● Task details: Copy out all of the data exactly as it appears.

● Rows:
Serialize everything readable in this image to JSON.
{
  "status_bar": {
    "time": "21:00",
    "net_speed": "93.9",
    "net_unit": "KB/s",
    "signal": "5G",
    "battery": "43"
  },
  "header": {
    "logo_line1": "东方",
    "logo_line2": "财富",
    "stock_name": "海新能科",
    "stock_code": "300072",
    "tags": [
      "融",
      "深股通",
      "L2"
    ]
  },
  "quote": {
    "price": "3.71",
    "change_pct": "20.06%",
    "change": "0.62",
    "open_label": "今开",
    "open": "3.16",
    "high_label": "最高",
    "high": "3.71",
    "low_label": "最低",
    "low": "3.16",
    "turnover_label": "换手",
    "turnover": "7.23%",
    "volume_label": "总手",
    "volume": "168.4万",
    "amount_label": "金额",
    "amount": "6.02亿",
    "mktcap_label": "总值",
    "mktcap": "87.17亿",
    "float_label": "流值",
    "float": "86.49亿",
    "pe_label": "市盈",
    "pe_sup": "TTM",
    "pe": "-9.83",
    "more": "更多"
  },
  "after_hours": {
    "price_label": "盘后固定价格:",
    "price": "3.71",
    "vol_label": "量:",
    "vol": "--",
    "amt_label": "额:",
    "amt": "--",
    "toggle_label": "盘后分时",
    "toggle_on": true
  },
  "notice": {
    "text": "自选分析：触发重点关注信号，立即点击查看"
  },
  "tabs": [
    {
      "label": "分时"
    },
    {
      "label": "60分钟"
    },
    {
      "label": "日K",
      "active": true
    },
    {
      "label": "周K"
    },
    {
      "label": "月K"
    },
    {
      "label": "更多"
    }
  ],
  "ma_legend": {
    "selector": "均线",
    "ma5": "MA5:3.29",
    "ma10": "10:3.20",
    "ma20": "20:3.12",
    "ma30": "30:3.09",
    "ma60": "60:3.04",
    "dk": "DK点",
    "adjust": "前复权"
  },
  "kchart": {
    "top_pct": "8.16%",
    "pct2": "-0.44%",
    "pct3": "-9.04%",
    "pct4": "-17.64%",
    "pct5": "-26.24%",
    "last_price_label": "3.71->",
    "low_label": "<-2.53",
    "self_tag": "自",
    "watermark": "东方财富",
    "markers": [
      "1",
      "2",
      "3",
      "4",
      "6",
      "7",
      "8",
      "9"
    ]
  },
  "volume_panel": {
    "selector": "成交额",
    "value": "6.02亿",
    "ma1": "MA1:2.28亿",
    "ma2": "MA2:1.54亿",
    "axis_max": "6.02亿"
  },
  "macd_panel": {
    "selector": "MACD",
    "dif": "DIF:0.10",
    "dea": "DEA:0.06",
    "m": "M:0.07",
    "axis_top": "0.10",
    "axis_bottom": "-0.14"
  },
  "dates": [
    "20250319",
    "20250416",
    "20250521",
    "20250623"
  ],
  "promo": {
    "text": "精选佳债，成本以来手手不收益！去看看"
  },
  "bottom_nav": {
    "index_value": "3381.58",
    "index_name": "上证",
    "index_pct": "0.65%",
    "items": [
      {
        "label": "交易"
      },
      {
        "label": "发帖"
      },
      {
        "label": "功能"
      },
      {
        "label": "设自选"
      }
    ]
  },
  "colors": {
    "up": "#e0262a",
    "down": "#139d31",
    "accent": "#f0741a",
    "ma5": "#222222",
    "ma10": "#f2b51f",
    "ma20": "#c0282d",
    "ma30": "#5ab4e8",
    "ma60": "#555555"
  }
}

● The answer:
Serialize everything readable in this image to JSON.
{
  "status_bar": {
    "time": "21:00",
    "net_speed": "93.9",
    "net_unit": "KB/s",
    "signal": "5G",
    "battery": "43"
  },
  "header": {
    "logo_line1": "东方",
    "logo_line2": "财富",
    "stock_name": "海新能科",
    "stock_code": "300072",
    "tags": [
      "融",
      "深股通",
      "L2"
    ]
  },
  "quote": {
    "price": "3.71",
    "change_pct": "20.06%",
    "change": "0.62",
    "open_label": "今开",
    "open": "3.16",
    "high_label": "最高",
    "high": "3.71",
    "low_label": "最低",
    "low": "3.16",
    "turnover_label": "换手",
    "turnover": "7.23%",
    "volume_label": "总手",
    "volume": "168.4万",
    "amount_label": "金额",
    "amount": "6.02亿",
    "mktcap_label": "总值",
    "mktcap": "87.17亿",
    "float_label": "流值",
    "float": "86.49亿",
    "pe_label": "市盈",
    "pe_sup": "TTM",
    "pe": "-9.83",
    "more": "更多"
  },
  "after_hours": {
    "price_label": "盘后固定价格:",
    "price": "3.71",
    "vol_label": "量:",
    "vol": "--",
    "amt_label": "额:",
    "amt": "--",
    "toggle_label": "盘后分时",
    "toggle_on": true
  },
  "notice": {
    "text": "自选分析：触发重点关注信号，立即点击查看"
  },
  "tabs": [
    {
      "label": "分时"
    },
    {
      "label": "60分钟"
    },
    {
      "label": "日K",
      "active": true
    },
    {
      "label": "周K"
    },
    {
      "label": "月K"
    },
    {
      "label": "更多"
    }
  ],
  "ma_legend": {
    "selector": "均线",
    "ma5": "MA5:3.29",
    "ma10": "10:3.20",
    "ma20": "20:3.12",
    "ma30": "30:3.09",
    "ma60": "60:3.04",
    "dk": "DK点",
    "adjust": "前复权"
  },
  "kchart": {
    "top_pct": "8.16%",
    "pct2": "-0.44%",
    "pct3": "-9.04%",
    "pct4": "-17.64%",
    "pct5": "-26.24%",
    "last_price_label": "3.71->",
    "low_label": "<-2.53",
    "self_tag": "自",
    "watermark": "东方财富",
    "markers": [
      "1",
      "2",
      "3",
      "4",
      "6",
      "7",
      "8",
      "9"
    ]
  },
  "volume_panel": {
    "selector": "成交额",
    "value": "6.02亿",
    "ma1": "MA1:2.28亿",
    "ma2": "MA2:1.54亿",
    "axis_max": "6.02亿"
  },
  "macd_panel": {
    "selector": "MACD",
    "dif": "DIF:0.10",
    "dea": "DEA:0.06",
    "m": "M:0.07",
    "axis_top": "0.10",
    "axis_bottom": "-0.14"
  },
  "dates": [
    "20250319",
    "20250416",
    "20250521",
    "20250623"
  ],
  "promo": {
    "text": "精选佳债，成本以来手手不收益！去看看"
  },
  "bottom_nav": {
    "index_value": "3381.58",
    "index_name": "上证",
    "index_pct": "0.65%",
    "items": [
      {
        "label": "交易"
      },
      {
        "label": "发帖"
      },
      {
        "label": "功能"
      },
      {
        "label": "设自选"
      }
    ]
  },
  "colors": {
    "up": "#e0262a",
    "down": "#139d31",
    "accent": "#f0741a",
    "ma5": "#222222",
    "ma10": "#f2b51f",
    "ma20": "#c0282d",
    "ma30": "#5ab4e8",
    "ma60": "#555555"
  }
}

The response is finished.